TASK INPUTS ->
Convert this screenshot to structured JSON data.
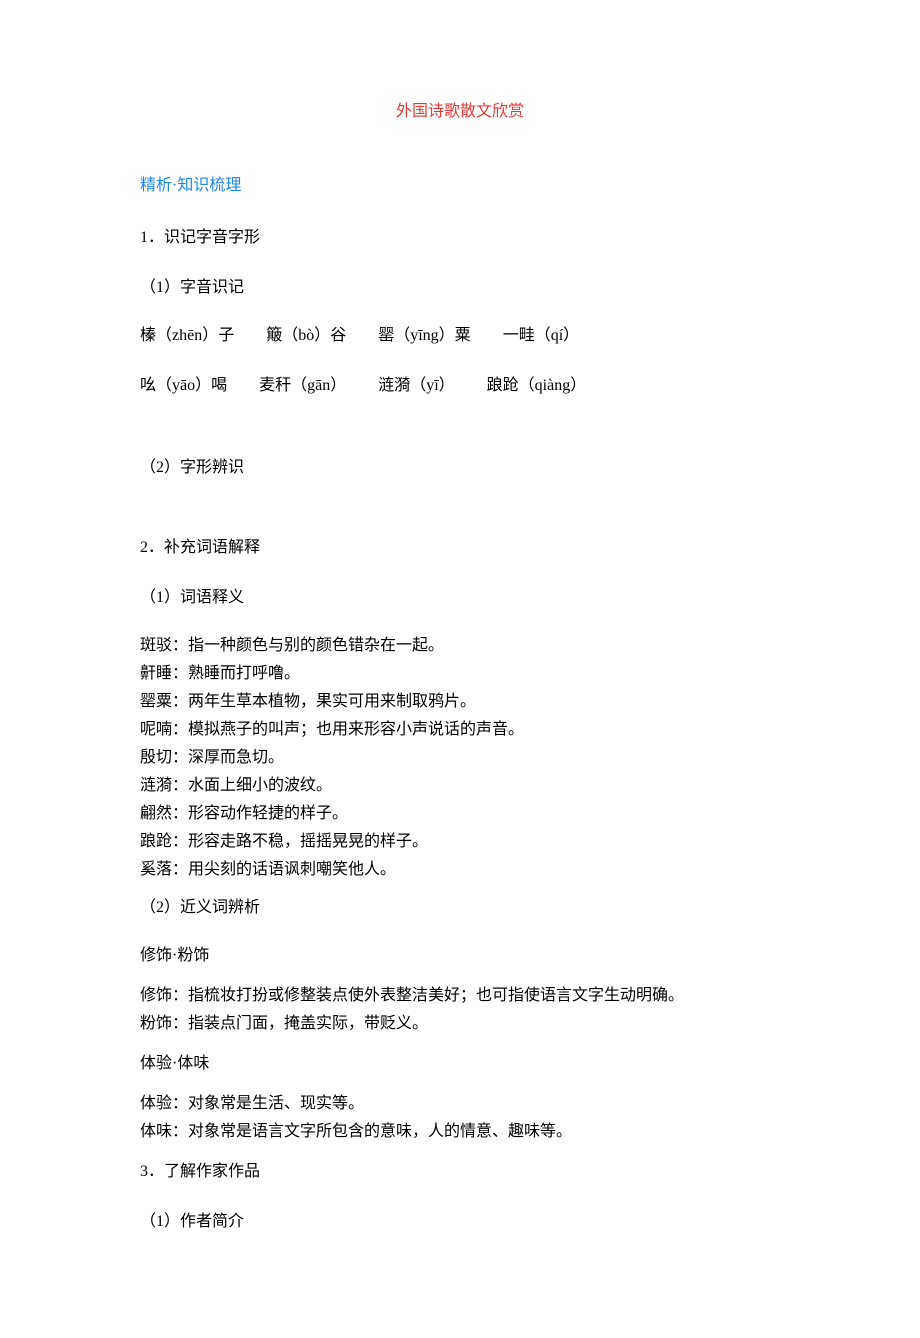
{
  "title": "外国诗歌散文欣赏",
  "sec_knowledge": "精析·知识梳理",
  "h1_phonetics": "1．识记字音字形",
  "h1_1_pronun": "（1）字音识记",
  "pinyin": {
    "line1": {
      "a": "榛（zhēn）子",
      "b": "簸（bò）谷",
      "c": "罂（yīng）粟",
      "d": "一畦（qí）"
    },
    "line2": {
      "a": "吆（yāo）喝",
      "b": "麦秆（gān）",
      "c": "涟漪（yī）",
      "d": "踉跄（qiàng）"
    }
  },
  "h1_2_glyph": "（2）字形辨识",
  "h2_vocab": "2．补充词语解释",
  "h2_1_meaning": "（1）词语释义",
  "vocab": [
    "斑驳：指一种颜色与别的颜色错杂在一起。",
    "鼾睡：熟睡而打呼噜。",
    "罂粟：两年生草本植物，果实可用来制取鸦片。",
    "呢喃：模拟燕子的叫声；也用来形容小声说话的声音。",
    "殷切：深厚而急切。",
    "涟漪：水面上细小的波纹。",
    "翩然：形容动作轻捷的样子。",
    "踉跄：形容走路不稳，摇摇晃晃的样子。",
    "奚落：用尖刻的话语讽刺嘲笑他人。"
  ],
  "h2_2_synonym": "（2）近义词辨析",
  "syn1": {
    "title": "修饰·粉饰",
    "a": "修饰：指梳妆打扮或修整装点使外表整洁美好；也可指使语言文字生动明确。",
    "b": "粉饰：指装点门面，掩盖实际，带贬义。"
  },
  "syn2": {
    "title": "体验·体味",
    "a": "体验：对象常是生活、现实等。",
    "b": "体味：对象常是语言文字所包含的意味，人的情意、趣味等。"
  },
  "h3_author": "3．了解作家作品",
  "h3_1_bio": "（1）作者简介"
}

DIRECTIVE -> Write out the material above again, word for word, minus its pictures.

TASK OUTPUT ->
Convert this screenshot to structured JSON data.
{
  "title": "外国诗歌散文欣赏",
  "sec_knowledge": "精析·知识梳理",
  "h1_phonetics": "1．识记字音字形",
  "h1_1_pronun": "（1）字音识记",
  "pinyin": {
    "line1": {
      "a": "榛（zhēn）子",
      "b": "簸（bò）谷",
      "c": "罂（yīng）粟",
      "d": "一畦（qí）"
    },
    "line2": {
      "a": "吆（yāo）喝",
      "b": "麦秆（gān）",
      "c": "涟漪（yī）",
      "d": "踉跄（qiàng）"
    }
  },
  "h1_2_glyph": "（2）字形辨识",
  "h2_vocab": "2．补充词语解释",
  "h2_1_meaning": "（1）词语释义",
  "vocab": [
    "斑驳：指一种颜色与别的颜色错杂在一起。",
    "鼾睡：熟睡而打呼噜。",
    "罂粟：两年生草本植物，果实可用来制取鸦片。",
    "呢喃：模拟燕子的叫声；也用来形容小声说话的声音。",
    "殷切：深厚而急切。",
    "涟漪：水面上细小的波纹。",
    "翩然：形容动作轻捷的样子。",
    "踉跄：形容走路不稳，摇摇晃晃的样子。",
    "奚落：用尖刻的话语讽刺嘲笑他人。"
  ],
  "h2_2_synonym": "（2）近义词辨析",
  "syn1": {
    "title": "修饰·粉饰",
    "a": "修饰：指梳妆打扮或修整装点使外表整洁美好；也可指使语言文字生动明确。",
    "b": "粉饰：指装点门面，掩盖实际，带贬义。"
  },
  "syn2": {
    "title": "体验·体味",
    "a": "体验：对象常是生活、现实等。",
    "b": "体味：对象常是语言文字所包含的意味，人的情意、趣味等。"
  },
  "h3_author": "3．了解作家作品",
  "h3_1_bio": "（1）作者简介"
}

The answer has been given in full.